> Work required
State the number of lines below in which the word "JSON" appears. Nothing else belongs in the answer.

> Stored rows

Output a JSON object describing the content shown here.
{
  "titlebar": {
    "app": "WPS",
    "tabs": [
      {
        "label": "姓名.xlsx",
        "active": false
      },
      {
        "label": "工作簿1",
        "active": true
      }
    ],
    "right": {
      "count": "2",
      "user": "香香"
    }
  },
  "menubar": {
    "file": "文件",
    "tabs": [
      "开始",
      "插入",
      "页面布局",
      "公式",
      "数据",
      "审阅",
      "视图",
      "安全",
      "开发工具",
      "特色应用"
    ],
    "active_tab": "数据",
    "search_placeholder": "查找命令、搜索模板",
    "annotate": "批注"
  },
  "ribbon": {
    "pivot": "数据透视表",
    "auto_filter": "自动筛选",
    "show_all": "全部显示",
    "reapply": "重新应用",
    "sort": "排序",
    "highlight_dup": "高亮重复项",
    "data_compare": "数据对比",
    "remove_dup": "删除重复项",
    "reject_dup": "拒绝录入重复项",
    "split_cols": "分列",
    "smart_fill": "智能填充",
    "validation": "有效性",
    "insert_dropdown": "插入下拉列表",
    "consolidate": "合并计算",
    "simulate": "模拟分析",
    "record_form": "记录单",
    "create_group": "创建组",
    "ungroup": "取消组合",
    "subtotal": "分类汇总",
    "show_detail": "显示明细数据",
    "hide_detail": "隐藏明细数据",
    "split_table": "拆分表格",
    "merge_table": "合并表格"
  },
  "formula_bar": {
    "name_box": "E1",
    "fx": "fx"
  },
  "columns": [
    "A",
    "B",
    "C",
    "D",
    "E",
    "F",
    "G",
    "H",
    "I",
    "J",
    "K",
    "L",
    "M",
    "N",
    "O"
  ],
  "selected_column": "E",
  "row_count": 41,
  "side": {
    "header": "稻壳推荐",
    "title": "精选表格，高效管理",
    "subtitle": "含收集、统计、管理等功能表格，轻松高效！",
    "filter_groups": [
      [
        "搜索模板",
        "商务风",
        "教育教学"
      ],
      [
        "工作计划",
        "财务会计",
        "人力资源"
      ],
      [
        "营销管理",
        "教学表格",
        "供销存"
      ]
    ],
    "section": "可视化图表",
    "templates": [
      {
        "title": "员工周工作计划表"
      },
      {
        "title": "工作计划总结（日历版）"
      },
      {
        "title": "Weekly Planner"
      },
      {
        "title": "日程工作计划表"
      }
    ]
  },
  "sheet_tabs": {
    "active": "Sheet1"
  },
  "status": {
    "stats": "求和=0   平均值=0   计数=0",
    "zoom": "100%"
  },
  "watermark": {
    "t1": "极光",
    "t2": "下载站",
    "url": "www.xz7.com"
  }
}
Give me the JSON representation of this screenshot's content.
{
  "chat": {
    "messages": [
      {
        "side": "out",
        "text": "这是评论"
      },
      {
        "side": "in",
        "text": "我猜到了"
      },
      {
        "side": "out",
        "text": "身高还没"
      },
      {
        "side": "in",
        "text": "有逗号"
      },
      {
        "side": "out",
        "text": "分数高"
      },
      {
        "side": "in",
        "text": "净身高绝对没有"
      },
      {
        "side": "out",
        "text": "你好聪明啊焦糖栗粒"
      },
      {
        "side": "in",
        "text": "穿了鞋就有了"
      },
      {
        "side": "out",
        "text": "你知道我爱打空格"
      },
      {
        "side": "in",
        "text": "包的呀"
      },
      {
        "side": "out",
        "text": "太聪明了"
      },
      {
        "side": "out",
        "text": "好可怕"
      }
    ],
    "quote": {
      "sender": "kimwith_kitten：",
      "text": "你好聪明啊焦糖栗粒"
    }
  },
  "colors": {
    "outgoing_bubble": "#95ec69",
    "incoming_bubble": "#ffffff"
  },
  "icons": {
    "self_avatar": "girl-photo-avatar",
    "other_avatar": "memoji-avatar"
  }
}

> Result of this exercise
2